[WHAT YOU ARE ASKED TO DO] Where does the string "screenshot" appear in the records? Copy every line that contains it.

[Dataset records]
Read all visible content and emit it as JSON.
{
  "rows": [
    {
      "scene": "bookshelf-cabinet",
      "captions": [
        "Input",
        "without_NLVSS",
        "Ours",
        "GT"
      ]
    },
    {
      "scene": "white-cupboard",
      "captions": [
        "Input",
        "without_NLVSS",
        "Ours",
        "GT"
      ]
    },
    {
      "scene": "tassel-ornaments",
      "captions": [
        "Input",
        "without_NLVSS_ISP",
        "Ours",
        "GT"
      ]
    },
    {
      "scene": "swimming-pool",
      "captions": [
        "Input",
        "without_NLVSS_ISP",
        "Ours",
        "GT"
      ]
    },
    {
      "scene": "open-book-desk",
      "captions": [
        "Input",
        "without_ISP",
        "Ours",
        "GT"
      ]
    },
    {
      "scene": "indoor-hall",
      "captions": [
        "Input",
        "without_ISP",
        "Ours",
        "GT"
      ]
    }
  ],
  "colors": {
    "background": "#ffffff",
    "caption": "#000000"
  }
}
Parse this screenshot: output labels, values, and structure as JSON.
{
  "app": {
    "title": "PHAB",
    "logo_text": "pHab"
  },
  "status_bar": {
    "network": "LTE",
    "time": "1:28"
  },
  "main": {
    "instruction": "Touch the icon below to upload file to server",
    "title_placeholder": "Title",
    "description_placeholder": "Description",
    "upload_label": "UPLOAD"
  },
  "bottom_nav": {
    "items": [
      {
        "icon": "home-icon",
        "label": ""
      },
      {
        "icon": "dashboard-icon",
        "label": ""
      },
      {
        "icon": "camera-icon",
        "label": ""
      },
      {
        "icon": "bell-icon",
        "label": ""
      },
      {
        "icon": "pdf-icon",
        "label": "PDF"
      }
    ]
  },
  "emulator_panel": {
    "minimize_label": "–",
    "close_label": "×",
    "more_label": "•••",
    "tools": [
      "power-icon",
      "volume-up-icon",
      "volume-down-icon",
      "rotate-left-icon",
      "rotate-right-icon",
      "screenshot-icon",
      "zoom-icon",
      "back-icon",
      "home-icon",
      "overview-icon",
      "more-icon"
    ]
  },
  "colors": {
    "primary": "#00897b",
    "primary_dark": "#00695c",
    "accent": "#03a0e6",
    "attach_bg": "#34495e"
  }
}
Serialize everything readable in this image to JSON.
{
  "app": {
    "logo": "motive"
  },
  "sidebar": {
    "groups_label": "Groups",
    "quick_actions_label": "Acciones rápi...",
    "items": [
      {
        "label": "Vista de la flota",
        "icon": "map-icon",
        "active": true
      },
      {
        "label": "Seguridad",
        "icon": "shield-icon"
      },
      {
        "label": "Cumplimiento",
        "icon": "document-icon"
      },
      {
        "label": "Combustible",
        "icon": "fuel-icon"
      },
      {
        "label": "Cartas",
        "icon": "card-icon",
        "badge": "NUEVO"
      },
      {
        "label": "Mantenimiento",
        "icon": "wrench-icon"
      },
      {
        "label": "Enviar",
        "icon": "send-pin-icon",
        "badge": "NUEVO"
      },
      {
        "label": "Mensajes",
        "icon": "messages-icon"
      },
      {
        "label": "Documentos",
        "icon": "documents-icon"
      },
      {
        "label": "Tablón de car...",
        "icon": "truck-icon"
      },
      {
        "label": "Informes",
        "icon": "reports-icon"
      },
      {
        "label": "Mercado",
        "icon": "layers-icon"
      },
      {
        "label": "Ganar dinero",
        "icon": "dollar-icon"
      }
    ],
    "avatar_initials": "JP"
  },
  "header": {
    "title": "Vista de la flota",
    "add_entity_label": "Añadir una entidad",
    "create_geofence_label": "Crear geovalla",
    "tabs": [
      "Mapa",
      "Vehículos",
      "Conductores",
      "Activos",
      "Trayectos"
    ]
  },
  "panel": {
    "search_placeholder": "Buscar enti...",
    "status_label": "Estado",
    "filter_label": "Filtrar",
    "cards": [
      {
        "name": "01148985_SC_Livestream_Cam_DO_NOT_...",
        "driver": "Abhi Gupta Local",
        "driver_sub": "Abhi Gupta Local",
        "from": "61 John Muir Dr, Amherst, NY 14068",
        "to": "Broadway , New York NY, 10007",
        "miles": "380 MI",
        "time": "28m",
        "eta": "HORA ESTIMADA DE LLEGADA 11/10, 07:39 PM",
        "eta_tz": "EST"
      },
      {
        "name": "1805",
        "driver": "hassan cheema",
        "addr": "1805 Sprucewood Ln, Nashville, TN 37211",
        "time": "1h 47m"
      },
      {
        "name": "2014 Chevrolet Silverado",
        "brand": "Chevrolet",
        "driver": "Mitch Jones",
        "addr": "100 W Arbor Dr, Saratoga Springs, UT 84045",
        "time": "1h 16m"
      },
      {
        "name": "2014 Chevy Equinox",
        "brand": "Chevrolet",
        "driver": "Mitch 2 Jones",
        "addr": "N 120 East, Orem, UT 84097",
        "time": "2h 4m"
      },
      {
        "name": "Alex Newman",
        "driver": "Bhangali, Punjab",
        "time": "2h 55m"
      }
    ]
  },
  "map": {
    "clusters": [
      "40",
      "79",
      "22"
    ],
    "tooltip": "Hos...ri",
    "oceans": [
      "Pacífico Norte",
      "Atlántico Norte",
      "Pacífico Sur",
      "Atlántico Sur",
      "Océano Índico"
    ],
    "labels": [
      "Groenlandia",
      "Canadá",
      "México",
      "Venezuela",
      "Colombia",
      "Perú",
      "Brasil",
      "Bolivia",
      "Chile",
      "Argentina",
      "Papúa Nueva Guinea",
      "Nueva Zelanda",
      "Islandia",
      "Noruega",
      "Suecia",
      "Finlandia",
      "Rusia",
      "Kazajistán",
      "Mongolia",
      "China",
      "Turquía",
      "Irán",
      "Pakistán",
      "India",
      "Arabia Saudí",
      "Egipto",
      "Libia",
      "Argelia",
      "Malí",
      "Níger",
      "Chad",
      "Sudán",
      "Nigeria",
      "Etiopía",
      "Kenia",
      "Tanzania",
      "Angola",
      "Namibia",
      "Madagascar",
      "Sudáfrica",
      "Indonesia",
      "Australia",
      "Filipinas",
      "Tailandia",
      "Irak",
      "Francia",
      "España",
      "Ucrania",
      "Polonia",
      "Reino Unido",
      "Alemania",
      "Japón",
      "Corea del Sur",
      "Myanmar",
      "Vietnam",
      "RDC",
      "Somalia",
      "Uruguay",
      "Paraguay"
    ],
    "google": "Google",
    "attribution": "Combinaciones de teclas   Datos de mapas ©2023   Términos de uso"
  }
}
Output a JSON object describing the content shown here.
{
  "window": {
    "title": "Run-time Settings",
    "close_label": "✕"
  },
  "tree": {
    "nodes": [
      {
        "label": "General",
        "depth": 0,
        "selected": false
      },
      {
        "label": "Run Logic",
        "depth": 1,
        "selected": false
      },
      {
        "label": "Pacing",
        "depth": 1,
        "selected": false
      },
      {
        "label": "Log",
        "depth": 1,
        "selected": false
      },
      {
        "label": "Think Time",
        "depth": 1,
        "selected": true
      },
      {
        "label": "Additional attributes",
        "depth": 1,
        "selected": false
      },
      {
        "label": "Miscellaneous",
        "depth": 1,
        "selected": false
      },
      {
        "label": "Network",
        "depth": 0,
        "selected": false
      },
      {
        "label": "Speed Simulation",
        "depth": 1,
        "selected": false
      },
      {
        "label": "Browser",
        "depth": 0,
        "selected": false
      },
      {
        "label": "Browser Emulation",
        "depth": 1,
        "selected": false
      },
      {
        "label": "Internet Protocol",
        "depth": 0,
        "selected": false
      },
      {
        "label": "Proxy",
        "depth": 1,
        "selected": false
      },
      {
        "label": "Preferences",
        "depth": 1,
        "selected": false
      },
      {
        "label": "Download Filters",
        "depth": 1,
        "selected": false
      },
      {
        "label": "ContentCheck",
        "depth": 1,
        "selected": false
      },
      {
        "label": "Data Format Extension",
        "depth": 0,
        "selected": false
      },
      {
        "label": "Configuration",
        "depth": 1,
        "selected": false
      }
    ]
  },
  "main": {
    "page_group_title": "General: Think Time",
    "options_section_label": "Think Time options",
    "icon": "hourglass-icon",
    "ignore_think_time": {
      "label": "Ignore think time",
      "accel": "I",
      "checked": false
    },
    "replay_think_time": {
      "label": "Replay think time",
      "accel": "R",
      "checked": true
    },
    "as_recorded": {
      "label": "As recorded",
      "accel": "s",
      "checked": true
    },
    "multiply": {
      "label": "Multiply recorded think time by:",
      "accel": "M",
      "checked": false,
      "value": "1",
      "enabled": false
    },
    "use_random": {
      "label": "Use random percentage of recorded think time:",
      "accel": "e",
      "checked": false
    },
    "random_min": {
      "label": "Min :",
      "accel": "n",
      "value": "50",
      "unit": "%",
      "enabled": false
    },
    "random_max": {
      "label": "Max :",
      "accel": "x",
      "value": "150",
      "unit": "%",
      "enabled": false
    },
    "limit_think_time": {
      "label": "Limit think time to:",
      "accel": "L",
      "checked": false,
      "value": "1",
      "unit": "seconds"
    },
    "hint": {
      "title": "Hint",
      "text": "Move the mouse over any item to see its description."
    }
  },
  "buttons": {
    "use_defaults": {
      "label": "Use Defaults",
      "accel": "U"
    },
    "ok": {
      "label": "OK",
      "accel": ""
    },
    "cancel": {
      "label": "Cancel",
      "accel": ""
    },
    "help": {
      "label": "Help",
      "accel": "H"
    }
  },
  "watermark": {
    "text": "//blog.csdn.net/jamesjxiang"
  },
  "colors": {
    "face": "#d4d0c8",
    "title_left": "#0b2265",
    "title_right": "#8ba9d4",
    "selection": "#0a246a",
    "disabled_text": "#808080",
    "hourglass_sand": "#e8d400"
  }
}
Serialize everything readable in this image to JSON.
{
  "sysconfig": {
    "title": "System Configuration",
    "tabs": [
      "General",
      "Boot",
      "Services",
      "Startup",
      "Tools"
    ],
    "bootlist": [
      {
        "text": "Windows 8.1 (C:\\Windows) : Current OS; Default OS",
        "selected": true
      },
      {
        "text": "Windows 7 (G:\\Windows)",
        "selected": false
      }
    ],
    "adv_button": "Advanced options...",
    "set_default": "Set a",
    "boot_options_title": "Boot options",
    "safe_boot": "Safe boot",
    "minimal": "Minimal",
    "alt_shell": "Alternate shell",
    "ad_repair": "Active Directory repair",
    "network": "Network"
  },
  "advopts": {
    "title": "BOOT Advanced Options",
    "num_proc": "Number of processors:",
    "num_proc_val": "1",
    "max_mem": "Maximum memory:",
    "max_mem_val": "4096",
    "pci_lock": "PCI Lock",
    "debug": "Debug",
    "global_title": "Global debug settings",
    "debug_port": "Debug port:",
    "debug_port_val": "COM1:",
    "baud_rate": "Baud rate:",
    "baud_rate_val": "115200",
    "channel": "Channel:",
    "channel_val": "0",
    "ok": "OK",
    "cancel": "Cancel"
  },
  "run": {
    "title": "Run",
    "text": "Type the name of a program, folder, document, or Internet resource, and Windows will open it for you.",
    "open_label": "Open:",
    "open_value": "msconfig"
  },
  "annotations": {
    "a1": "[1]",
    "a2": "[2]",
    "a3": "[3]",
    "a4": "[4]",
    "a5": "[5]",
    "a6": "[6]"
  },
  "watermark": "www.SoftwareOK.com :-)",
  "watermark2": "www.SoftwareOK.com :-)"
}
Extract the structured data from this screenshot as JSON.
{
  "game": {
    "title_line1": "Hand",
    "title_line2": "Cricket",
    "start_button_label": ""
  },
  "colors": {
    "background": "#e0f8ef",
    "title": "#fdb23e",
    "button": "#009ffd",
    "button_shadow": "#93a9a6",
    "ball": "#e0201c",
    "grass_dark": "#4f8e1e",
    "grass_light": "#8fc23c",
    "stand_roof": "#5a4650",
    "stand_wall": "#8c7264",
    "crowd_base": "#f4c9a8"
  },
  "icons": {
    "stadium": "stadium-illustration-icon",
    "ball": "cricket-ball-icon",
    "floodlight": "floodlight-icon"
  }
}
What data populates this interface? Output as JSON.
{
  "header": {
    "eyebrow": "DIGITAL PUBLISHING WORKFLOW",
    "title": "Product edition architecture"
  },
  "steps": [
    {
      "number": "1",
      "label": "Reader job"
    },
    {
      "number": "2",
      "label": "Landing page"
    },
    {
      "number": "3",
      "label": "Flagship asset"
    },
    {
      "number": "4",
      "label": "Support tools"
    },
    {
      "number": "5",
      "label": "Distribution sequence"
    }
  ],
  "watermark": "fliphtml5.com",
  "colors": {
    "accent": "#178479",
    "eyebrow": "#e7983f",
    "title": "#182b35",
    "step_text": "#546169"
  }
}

[OUTPUT FOR THIS TASK]
Parse this screenshot: output labels, values, and structure as JSON.
      "screenshot-icon",
Extract the structured data from this screenshot as JSON.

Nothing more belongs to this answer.